Set down the whole listing verbatim.

-*-*-

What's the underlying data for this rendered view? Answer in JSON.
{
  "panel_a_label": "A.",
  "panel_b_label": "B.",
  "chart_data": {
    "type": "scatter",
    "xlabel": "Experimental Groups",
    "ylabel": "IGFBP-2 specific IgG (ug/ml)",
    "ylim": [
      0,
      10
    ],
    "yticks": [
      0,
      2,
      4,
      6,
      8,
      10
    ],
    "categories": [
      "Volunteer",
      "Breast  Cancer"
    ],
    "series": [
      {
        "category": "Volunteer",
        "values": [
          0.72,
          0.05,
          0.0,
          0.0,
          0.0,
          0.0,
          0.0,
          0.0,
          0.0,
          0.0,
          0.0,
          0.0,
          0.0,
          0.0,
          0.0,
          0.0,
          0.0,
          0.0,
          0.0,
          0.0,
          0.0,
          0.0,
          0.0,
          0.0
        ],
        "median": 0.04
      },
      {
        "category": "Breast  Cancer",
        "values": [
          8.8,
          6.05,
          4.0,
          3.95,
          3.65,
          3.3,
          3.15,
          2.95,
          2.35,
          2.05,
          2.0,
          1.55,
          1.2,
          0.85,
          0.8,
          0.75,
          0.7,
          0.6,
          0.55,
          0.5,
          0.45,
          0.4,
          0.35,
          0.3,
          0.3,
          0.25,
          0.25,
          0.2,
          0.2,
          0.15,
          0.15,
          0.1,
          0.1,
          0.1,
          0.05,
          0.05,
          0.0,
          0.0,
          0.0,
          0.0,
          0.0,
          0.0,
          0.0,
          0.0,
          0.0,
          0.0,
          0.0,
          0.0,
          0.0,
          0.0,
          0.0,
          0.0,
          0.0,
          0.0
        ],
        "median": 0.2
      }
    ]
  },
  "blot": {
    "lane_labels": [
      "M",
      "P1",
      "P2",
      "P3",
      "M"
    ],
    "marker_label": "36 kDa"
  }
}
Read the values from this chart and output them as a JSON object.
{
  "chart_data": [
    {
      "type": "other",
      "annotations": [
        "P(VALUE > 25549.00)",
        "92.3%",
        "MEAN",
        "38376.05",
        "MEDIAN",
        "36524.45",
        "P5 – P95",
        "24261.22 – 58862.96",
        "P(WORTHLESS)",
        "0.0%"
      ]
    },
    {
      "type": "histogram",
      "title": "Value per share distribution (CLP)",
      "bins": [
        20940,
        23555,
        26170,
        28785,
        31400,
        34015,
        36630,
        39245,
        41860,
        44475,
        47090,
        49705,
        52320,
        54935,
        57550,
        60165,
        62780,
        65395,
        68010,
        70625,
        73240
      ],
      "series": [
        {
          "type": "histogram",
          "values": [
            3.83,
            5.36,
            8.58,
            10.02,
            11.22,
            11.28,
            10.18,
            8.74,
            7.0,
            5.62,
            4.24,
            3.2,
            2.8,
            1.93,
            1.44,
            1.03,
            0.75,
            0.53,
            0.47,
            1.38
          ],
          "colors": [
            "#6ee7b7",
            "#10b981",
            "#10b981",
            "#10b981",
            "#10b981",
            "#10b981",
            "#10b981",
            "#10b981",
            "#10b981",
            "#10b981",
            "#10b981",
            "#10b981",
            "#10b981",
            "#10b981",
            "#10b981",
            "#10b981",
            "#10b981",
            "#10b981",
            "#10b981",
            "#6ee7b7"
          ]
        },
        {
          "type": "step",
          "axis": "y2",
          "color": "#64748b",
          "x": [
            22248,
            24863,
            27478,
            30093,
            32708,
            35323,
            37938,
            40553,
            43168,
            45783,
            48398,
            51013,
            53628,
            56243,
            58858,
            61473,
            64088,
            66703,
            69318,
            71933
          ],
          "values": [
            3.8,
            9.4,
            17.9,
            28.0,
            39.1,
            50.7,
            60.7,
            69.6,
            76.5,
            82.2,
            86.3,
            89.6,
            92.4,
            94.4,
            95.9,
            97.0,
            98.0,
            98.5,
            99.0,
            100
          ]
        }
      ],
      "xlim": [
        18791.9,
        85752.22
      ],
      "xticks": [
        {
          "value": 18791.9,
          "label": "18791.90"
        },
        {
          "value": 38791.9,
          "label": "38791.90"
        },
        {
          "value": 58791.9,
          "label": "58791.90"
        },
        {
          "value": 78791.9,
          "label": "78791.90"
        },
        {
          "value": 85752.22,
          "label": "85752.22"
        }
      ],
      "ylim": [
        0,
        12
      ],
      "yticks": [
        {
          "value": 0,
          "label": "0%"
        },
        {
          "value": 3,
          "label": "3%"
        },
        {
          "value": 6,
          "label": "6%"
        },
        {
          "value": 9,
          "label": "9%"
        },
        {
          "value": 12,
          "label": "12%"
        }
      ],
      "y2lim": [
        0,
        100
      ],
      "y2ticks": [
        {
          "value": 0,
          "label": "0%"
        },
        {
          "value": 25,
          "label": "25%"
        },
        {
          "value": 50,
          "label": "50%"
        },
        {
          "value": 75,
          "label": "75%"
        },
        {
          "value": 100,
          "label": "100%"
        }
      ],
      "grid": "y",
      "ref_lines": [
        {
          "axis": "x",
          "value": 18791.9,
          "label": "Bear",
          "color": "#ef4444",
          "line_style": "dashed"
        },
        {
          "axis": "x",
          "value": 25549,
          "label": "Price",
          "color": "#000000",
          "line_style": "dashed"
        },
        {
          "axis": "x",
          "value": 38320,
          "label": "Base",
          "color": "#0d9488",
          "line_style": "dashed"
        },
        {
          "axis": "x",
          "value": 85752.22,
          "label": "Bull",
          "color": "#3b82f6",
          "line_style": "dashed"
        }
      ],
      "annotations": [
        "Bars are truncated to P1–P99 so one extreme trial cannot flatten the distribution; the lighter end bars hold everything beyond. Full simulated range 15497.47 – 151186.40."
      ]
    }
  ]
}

-*-*-

→ **Finished task**:
What's the underlying data for this rendered view? Answer in JSON.
{
  "panel_a_label": "A.",
  "panel_b_label": "B.",
  "chart_data": {
    "type": "scatter",
    "xlabel": "Experimental Groups",
    "ylabel": "IGFBP-2 specific IgG (ug/ml)",
    "ylim": [
      0,
      10
    ],
    "yticks": [
      0,
      2,
      4,
      6,
      8,
      10
    ],
    "categories": [
      "Volunteer",
      "Breast  Cancer"
    ],
    "series": [
      {
        "category": "Volunteer",
        "values": [
          0.72,
          0.05,
          0.0,
          0.0,
          0.0,
          0.0,
          0.0,
          0.0,
          0.0,
          0.0,
          0.0,
          0.0,
          0.0,
          0.0,
          0.0,
          0.0,
          0.0,
          0.0,
          0.0,
          0.0,
          0.0,
          0.0,
          0.0,
          0.0
        ],
        "median": 0.04
      },
      {
        "category": "Breast  Cancer",
        "values": [
          8.8,
          6.05,
          4.0,
          3.95,
          3.65,
          3.3,
          3.15,
          2.95,
          2.35,
          2.05,
          2.0,
          1.55,
          1.2,
          0.85,
          0.8,
          0.75,
          0.7,
          0.6,
          0.55,
          0.5,
          0.45,
          0.4,
          0.35,
          0.3,
          0.3,
          0.25,
          0.25,
          0.2,
          0.2,
          0.15,
          0.15,
          0.1,
          0.1,
          0.1,
          0.05,
          0.05,
          0.0,
          0.0,
          0.0,
          0.0,
          0.0,
          0.0,
          0.0,
          0.0,
          0.0,
          0.0,
          0.0,
          0.0,
          0.0,
          0.0,
          0.0,
          0.0,
          0.0,
          0.0
        ],
        "median": 0.2
      }
    ]
  },
  "blot": {
    "lane_labels": [
      "M",
      "P1",
      "P2",
      "P3",
      "M"
    ],
    "marker_label": "36 kDa"
  }
}
Read the values from this chart and output them as a JSON object.
{
  "chart_data": [
    {
      "type": "other",
      "annotations": [
        "P(VALUE > 25549.00)",
        "92.3%",
        "MEAN",
        "38376.05",
        "MEDIAN",
        "36524.45",
        "P5 – P95",
        "24261.22 – 58862.96",
        "P(WORTHLESS)",
        "0.0%"
      ]
    },
    {
      "type": "histogram",
      "title": "Value per share distribution (CLP)",
      "bins": [
        20940,
        23555,
        26170,
        28785,
        31400,
        34015,
        36630,
        39245,
        41860,
        44475,
        47090,
        49705,
        52320,
        54935,
        57550,
        60165,
        62780,
        65395,
        68010,
        70625,
        73240
      ],
      "series": [
        {
          "type": "histogram",
          "values": [
            3.83,
            5.36,
            8.58,
            10.02,
            11.22,
            11.28,
            10.18,
            8.74,
            7.0,
            5.62,
            4.24,
            3.2,
            2.8,
            1.93,
            1.44,
            1.03,
            0.75,
            0.53,
            0.47,
            1.38
          ],
          "colors": [
            "#6ee7b7",
            "#10b981",
            "#10b981",
            "#10b981",
            "#10b981",
            "#10b981",
            "#10b981",
            "#10b981",
            "#10b981",
            "#10b981",
            "#10b981",
            "#10b981",
            "#10b981",
            "#10b981",
            "#10b981",
            "#10b981",
            "#10b981",
            "#10b981",
            "#10b981",
            "#6ee7b7"
          ]
        },
        {
          "type": "step",
          "axis": "y2",
          "color": "#64748b",
          "x": [
            22248,
            24863,
            27478,
            30093,
            32708,
            35323,
            37938,
            40553,
            43168,
            45783,
            48398,
            51013,
            53628,
            56243,
            58858,
            61473,
            64088,
            66703,
            69318,
            71933
          ],
          "values": [
            3.8,
            9.4,
            17.9,
            28.0,
            39.1,
            50.7,
            60.7,
            69.6,
            76.5,
            82.2,
            86.3,
            89.6,
            92.4,
            94.4,
            95.9,
            97.0,
            98.0,
            98.5,
            99.0,
            100
          ]
        }
      ],
      "xlim": [
        18791.9,
        85752.22
      ],
      "xticks": [
        {
          "value": 18791.9,
          "label": "18791.90"
        },
        {
          "value": 38791.9,
          "label": "38791.90"
        },
        {
          "value": 58791.9,
          "label": "58791.90"
        },
        {
          "value": 78791.9,
          "label": "78791.90"
        },
        {
          "value": 85752.22,
          "label": "85752.22"
        }
      ],
      "ylim": [
        0,
        12
      ],
      "yticks": [
        {
          "value": 0,
          "label": "0%"
        },
        {
          "value": 3,
          "label": "3%"
        },
        {
          "value": 6,
          "label": "6%"
        },
        {
          "value": 9,
          "label": "9%"
        },
        {
          "value": 12,
          "label": "12%"
        }
      ],
      "y2lim": [
        0,
        100
      ],
      "y2ticks": [
        {
          "value": 0,
          "label": "0%"
        },
        {
          "value": 25,
          "label": "25%"
        },
        {
          "value": 50,
          "label": "50%"
        },
        {
          "value": 75,
          "label": "75%"
        },
        {
          "value": 100,
          "label": "100%"
        }
      ],
      "grid": "y",
      "ref_lines": [
        {
          "axis": "x",
          "value": 18791.9,
          "label": "Bear",
          "color": "#ef4444",
          "line_style": "dashed"
        },
        {
          "axis": "x",
          "value": 25549,
          "label": "Price",
          "color": "#000000",
          "line_style": "dashed"
        },
        {
          "axis": "x",
          "value": 38320,
          "label": "Base",
          "color": "#0d9488",
          "line_style": "dashed"
        },
        {
          "axis": "x",
          "value": 85752.22,
          "label": "Bull",
          "color": "#3b82f6",
          "line_style": "dashed"
        }
      ],
      "annotations": [
        "Bars are truncated to P1–P99 so one extreme trial cannot flatten the distribution; the lighter end bars hold everything beyond. Full simulated range 15497.47 – 151186.40."
      ]
    }
  ]
}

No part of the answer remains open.